> _Data excerpts_:
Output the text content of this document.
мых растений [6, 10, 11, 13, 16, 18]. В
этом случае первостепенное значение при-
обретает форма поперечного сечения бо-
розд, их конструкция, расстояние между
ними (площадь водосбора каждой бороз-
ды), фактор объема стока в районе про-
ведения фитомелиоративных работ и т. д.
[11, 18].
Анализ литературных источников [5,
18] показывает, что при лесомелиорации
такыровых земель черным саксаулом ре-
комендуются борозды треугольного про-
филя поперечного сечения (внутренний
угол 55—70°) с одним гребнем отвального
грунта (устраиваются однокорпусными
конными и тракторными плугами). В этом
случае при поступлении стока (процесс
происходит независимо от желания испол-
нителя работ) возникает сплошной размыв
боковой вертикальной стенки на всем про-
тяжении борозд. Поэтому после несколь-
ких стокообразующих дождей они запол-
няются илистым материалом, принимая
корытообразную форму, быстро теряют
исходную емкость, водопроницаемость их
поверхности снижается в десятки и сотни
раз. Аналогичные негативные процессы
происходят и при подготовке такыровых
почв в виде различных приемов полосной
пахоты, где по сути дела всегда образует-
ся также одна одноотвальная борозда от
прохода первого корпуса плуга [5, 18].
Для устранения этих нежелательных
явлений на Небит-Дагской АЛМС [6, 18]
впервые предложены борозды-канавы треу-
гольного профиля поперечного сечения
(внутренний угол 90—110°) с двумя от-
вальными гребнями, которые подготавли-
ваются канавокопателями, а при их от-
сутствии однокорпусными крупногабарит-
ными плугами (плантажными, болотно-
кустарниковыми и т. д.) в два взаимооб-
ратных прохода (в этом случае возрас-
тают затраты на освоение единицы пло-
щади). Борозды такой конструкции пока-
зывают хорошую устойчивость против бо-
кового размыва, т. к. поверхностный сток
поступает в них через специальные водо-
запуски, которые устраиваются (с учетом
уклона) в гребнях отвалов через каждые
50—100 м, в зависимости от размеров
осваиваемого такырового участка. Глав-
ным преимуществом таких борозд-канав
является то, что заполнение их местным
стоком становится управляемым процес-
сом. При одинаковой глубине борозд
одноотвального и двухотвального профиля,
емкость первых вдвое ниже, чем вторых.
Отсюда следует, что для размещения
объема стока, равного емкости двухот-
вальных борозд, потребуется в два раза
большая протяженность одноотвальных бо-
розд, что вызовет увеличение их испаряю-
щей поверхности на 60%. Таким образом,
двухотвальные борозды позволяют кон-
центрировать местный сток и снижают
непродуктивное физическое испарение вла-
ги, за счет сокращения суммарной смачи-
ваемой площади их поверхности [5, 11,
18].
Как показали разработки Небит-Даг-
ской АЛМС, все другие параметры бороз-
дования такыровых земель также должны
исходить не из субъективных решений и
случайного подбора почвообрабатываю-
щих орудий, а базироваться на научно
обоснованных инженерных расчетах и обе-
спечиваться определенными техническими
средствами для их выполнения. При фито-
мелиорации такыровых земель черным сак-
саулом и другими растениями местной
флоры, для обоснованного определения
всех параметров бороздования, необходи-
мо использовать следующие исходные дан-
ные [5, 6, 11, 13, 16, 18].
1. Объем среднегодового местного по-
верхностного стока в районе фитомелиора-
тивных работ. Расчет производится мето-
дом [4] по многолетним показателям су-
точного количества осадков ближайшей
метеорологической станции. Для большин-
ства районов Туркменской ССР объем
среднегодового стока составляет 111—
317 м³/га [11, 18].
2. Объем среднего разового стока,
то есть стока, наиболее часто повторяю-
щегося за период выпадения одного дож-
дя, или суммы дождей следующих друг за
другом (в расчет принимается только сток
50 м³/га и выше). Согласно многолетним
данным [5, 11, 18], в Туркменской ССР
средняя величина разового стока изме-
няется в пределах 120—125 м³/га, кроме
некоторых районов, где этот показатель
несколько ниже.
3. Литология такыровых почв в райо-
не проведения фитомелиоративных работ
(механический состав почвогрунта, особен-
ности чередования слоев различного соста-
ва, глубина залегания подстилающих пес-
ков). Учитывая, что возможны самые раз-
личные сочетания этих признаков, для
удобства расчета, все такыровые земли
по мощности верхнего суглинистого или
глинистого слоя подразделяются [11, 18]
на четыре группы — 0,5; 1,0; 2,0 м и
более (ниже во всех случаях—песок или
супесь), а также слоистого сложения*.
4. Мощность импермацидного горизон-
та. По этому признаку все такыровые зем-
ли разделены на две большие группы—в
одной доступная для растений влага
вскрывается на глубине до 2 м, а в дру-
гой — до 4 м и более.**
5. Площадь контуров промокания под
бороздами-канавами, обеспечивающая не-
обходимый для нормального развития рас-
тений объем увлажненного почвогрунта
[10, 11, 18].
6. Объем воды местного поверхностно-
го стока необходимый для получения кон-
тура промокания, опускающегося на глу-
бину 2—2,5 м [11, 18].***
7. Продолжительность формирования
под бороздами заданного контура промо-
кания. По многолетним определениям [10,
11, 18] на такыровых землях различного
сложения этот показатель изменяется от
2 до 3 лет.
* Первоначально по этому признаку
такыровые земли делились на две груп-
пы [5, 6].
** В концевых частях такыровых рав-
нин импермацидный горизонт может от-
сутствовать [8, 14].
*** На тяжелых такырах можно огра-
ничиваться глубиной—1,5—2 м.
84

> _Task description_:
Write every entry out again exactly.

> _Finished task_:
Output the text content of this document.
мых растений [6, 10, 11, 13, 16, 18]. В
этом случае первостепенное значение при-
обретает форма поперечного сечения бо-
розд, их конструкция, расстояние между
ними (площадь водосбора каждой бороз-
ды), фактор объема стока в районе про-
ведения фитомелиоративных работ и т. д.
[11, 18].
Анализ литературных источников [5,
18] показывает, что при лесомелиорации
такыровых земель черным саксаулом ре-
комендуются борозды треугольного про-
филя поперечного сечения (внутренний
угол 55—70°) с одним гребнем отвального
грунта (устраиваются однокорпусными
конными и тракторными плугами). В этом
случае при поступлении стока (процесс
происходит независимо от желания испол-
нителя работ) возникает сплошной размыв
боковой вертикальной стенки на всем про-
тяжении борозд. Поэтому после несколь-
ких стокообразующих дождей они запол-
няются илистым материалом, принимая
корытообразную форму, быстро теряют
исходную емкость, водопроницаемость их
поверхности снижается в десятки и сотни
раз. Аналогичные негативные процессы
происходят и при подготовке такыровых
почв в виде различных приемов полосной
пахоты, где по сути дела всегда образует-
ся также одна одноотвальная борозда от
прохода первого корпуса плуга [5, 18].
Для устранения этих нежелательных
явлений на Небит-Дагской АЛМС [6, 18]
впервые предложены борозды-канавы треу-
гольного профиля поперечного сечения
(внутренний угол 90—110°) с двумя от-
вальными гребнями, которые подготавли-
ваются канавокопателями, а при их от-
сутствии однокорпусными крупногабарит-
ными плугами (плантажными, болотно-
кустарниковыми и т. д.) в два взаимооб-
ратных прохода (в этом случае возрас-
тают затраты на освоение единицы пло-
щади). Борозды такой конструкции пока-
зывают хорошую устойчивость против бо-
кового размыва, т. к. поверхностный сток
поступает в них через специальные водо-
запуски, которые устраиваются (с учетом
уклона) в гребнях отвалов через каждые
50—100 м, в зависимости от размеров
осваиваемого такырового участка. Глав-
ным преимуществом таких борозд-канав
является то, что заполнение их местным
стоком становится управляемым процес-
сом. При одинаковой глубине борозд
одноотвального и двухотвального профиля,
емкость первых вдвое ниже, чем вторых.
Отсюда следует, что для размещения
объема стока, равного емкости двухот-
вальных борозд, потребуется в два раза
большая протяженность одноотвальных бо-
розд, что вызовет увеличение их испаряю-
щей поверхности на 60%. Таким образом,
двухотвальные борозды позволяют кон-
центрировать местный сток и снижают
непродуктивное физическое испарение вла-
ги, за счет сокращения суммарной смачи-
ваемой площади их поверхности [5, 11,
18].
Как показали разработки Небит-Даг-
ской АЛМС, все другие параметры бороз-
дования такыровых земель также должны
исходить не из субъективных решений и
случайного подбора почвообрабатываю-
щих орудий, а базироваться на научно
обоснованных инженерных расчетах и обе-
спечиваться определенными техническими
средствами для их выполнения. При фито-
мелиорации такыровых земель черным сак-
саулом и другими растениями местной
флоры, для обоснованного определения
всех параметров бороздования, необходи-
мо использовать следующие исходные дан-
ные [5, 6, 11, 13, 16, 18].
1. Объем среднегодового местного по-
верхностного стока в районе фитомелиора-
тивных работ. Расчет производится мето-
дом [4] по многолетним показателям су-
точного количества осадков ближайшей
метеорологической станции. Для большин-
ства районов Туркменской ССР объем
среднегодового стока составляет 111—
317 м³/га [11, 18].
2. Объем среднего разового стока,
то есть стока, наиболее часто повторяю-
щегося за период выпадения одного дож-
дя, или суммы дождей следующих друг за
другом (в расчет принимается только сток
50 м³/га и выше). Согласно многолетним
данным [5, 11, 18], в Туркменской ССР
средняя величина разового стока изме-
няется в пределах 120—125 м³/га, кроме
некоторых районов, где этот показатель
несколько ниже.
3. Литология такыровых почв в райо-
не проведения фитомелиоративных работ
(механический состав почвогрунта, особен-
ности чередования слоев различного соста-
ва, глубина залегания подстилающих пес-
ков). Учитывая, что возможны самые раз-
личные сочетания этих признаков, для
удобства расчета, все такыровые земли
по мощности верхнего суглинистого или
глинистого слоя подразделяются [11, 18]
на четыре группы — 0,5; 1,0; 2,0 м и
более (ниже во всех случаях—песок или
супесь), а также слоистого сложения*.
4. Мощность импермацидного горизон-
та. По этому признаку все такыровые зем-
ли разделены на две большие группы—в
одной доступная для растений влага
вскрывается на глубине до 2 м, а в дру-
гой — до 4 м и более.**
5. Площадь контуров промокания под
бороздами-канавами, обеспечивающая не-
обходимый для нормального развития рас-
тений объем увлажненного почвогрунта
[10, 11, 18].
6. Объем воды местного поверхностно-
го стока необходимый для получения кон-
тура промокания, опускающегося на глу-
бину 2—2,5 м [11, 18].***
7. Продолжительность формирования
под бороздами заданного контура промо-
кания. По многолетним определениям [10,
11, 18] на такыровых землях различного
сложения этот показатель изменяется от
2 до 3 лет.
* Первоначально по этому признаку
такыровые земли делились на две груп-
пы [5, 6].
** В концевых частях такыровых рав-
нин импермацидный горизонт может от-
сутствовать [8, 14].
*** На тяжелых такырах можно огра-
ничиваться глубиной—1,5—2 м.
84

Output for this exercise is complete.